One possible explanation for the data obtained is that the changes in NIRS signals measured were the result of normal variation. We did not have a separate control group for comparison in this study; however, we used NIRS measurements made before and after the CSF removal procedure as control NIRS data for each infant. All infants in this study underwent at least 10 min (often 20–30 min) of stable NIRS recording before or after CSF removal, during which time there was minimal variability in the signals measured. In this way, each subject served as his or her own control for the study. We found that the typical normal variability was on the order of 2 to 8% of the magnitude of changes in NIRS signals accompanying CSF removal. In this and other NIRS studies we have conducted, we have found that large changes in NIRS signals are typically related to significant physiologic or pathologic perturbations. These perturbations would include events such as apnea or bradycardia with significant oxygen desaturation, large changes in blood pressure, or manipulations of ventilator settings resulting in significant changes in PCO2. Similarly, large artifactual changes in NIRS signals may result from an infant's movements (a well-known limitation of the NIRS technique). It is unknown whether the NIRS signals return to the preevent values after a perturbation such as an apnea with desaturation or movement artifact, hence the decision to exclude data containing such events. We do not think that exclusion of such data was a source of significant bias in this study, as such events did not appear to correlate with the severity of PHH or other clinical features in this small group of infants. Thus we are confident that the changes in NIRS signals reported in this study reflect changes in cerebral hemodynamics resulting from CSF removal in infants with PHH.

The specific features of PHH responsible for the effects on cerebral hemodynamics are not clear. The major possibilities include the degree of ventriculomegaly, the degree of intracranial pressure elevation, or both. Our study showed no statistically significant relationship between the changes in NIRS signals (HbD and HbT) and the opening pressure measured or the volume of CSF removed; this lack of correlation may be related to our relatively small sample size. Because our study design did not include quantitation of ventriculomegaly or closing intracranial pressure, we could not accurately correlate the increase in HbO, HbT, and HbD with the degree of changes in ventricular size or intracranial pressure.

CONCLUSIONS

The results obtained in this study show a pronounced effect of CSF removal on cerebral hemodynamics in infants with PHH. These data support the value of CSF removal (even when intermittent) in the treatment of PHH in improving cerebral perfusion. The findings further underscore the difficulty of using opening pressure or volume of CSF removed to guide therapy, as the effect of CSF removal on cerebral perfusion could not be predicted by these clinical measures. The difficulty of obtaining NIRS data during CSF removal that is free of movement artifact and other perturbations (e.g. changes with apnea) may limit the ability of this particular application of NIRS to detect clinically important changes in cerebral perfusion with CSF removal in PHH. However, NIRS is uniquely suited to repeated, noninvasive bedside measurements of cerebral hemodynamics in infants with conditions such as PHH that may disturb cerebral perfusion. NIRS may prove to be valuable in detecting impending cerebral ischemia and thereby guiding appropriate therapy of infants with PHH.

PROBLEMS AND TASKS
1: In the excerpt on CSF removal and NIRS, why were data containing events such as apnea with desaturation or movement artifact excluded? Answer in one to three sentences.
2: Reproduce the stretch of the excerpt on CSF removal and NIRS from "The specific features" through "or intracranial pressure.".

INFORMATION GIVEN
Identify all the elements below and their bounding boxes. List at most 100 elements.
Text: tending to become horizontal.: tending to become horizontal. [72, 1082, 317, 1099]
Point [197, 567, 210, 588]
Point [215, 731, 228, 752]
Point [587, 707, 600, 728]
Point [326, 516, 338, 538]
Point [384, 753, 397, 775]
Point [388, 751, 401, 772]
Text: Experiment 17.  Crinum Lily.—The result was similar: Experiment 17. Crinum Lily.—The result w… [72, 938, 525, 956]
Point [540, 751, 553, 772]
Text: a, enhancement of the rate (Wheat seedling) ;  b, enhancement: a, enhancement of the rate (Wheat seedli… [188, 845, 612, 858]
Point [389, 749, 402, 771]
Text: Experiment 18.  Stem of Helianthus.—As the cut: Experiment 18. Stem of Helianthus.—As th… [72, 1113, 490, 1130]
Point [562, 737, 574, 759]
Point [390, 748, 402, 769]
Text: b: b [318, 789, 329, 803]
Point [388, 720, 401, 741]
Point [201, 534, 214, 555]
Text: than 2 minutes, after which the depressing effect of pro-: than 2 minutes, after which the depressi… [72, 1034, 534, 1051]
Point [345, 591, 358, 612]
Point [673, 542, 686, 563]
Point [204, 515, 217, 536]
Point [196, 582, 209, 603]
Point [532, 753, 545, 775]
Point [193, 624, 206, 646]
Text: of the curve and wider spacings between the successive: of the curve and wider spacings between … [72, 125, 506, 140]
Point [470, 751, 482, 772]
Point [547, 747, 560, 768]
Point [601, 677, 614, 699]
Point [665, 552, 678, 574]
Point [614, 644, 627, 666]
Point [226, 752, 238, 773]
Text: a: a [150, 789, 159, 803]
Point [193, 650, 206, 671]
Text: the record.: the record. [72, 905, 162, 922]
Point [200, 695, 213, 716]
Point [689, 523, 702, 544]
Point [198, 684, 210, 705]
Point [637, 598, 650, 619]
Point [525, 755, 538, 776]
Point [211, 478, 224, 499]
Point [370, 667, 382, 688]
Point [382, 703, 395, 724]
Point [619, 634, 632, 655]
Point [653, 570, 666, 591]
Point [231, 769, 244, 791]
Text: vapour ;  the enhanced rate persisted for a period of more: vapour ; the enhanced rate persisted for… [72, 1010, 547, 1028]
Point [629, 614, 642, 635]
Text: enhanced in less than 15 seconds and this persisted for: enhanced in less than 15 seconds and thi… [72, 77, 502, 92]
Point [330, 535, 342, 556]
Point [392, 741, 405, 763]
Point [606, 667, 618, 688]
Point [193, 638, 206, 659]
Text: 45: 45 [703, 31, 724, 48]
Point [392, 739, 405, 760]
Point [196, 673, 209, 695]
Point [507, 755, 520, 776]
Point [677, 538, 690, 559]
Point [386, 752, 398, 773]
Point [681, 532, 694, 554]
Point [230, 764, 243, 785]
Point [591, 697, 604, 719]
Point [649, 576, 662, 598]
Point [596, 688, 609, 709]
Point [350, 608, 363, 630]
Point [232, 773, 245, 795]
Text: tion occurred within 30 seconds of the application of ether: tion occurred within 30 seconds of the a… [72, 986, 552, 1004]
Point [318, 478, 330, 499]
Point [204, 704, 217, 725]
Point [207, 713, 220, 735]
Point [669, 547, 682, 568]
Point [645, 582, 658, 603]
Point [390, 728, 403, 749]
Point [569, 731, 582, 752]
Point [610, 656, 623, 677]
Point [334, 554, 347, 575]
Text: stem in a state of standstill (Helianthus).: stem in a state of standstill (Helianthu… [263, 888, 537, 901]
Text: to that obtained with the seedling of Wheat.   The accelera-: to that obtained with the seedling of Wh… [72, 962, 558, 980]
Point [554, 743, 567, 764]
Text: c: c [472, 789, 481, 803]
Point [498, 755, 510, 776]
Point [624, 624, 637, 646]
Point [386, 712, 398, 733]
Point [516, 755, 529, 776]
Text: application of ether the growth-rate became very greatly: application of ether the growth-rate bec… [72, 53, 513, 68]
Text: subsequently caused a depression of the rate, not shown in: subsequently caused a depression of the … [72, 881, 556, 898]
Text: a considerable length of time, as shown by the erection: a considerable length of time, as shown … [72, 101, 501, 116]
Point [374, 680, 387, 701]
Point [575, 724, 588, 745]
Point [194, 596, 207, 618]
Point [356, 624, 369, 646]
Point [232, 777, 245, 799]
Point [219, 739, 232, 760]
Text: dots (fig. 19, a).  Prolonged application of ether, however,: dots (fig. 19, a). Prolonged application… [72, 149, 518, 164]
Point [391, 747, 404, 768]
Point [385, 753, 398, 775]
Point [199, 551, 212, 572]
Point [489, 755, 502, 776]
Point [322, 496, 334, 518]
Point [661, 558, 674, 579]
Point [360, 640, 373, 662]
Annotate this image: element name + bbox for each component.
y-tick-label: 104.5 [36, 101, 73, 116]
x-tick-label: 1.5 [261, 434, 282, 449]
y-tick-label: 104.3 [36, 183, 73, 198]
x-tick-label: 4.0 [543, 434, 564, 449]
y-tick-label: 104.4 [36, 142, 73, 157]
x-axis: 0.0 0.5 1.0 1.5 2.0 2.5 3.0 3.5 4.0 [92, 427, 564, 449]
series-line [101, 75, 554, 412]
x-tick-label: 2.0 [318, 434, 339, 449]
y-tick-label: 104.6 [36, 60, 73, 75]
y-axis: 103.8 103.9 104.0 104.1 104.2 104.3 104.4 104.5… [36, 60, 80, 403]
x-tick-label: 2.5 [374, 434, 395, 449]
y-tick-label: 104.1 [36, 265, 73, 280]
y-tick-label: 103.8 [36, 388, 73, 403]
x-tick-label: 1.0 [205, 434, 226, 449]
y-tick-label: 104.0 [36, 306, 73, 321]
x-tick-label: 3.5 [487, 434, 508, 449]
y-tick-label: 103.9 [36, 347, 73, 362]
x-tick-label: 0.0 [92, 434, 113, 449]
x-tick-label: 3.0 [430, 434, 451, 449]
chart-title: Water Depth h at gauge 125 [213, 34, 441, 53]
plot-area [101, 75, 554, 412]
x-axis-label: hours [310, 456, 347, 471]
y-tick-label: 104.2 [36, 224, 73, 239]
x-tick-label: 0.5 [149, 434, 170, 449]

OUTPUTS FOR THE TASKS
1: It is unknown whether NIRS signals return to their pre-event values after a perturbation such as an apnea with desaturation or movement artifact. For that reason, data containing such events were excluded.

2:
The specific features of PHH responsible for the effects on cerebral hemodynamics are not clear. The major possibilities include the degree of ventriculomegaly, the degree of intracranial pressure elevation, or both. Our study showed no statistically significant relationship between the changes in NIRS signals (HbD and HbT) and the opening pressure measured or the volume of CSF removed; this lack of correlation may be related to our relatively small sample size. Because our study design did not include quantitation of ventriculomegaly or closing intracranial pressure, we could not accurately correlate the increase in HbO, HbT, and HbD with the degree of changes in ventricular size or intracranial pressure.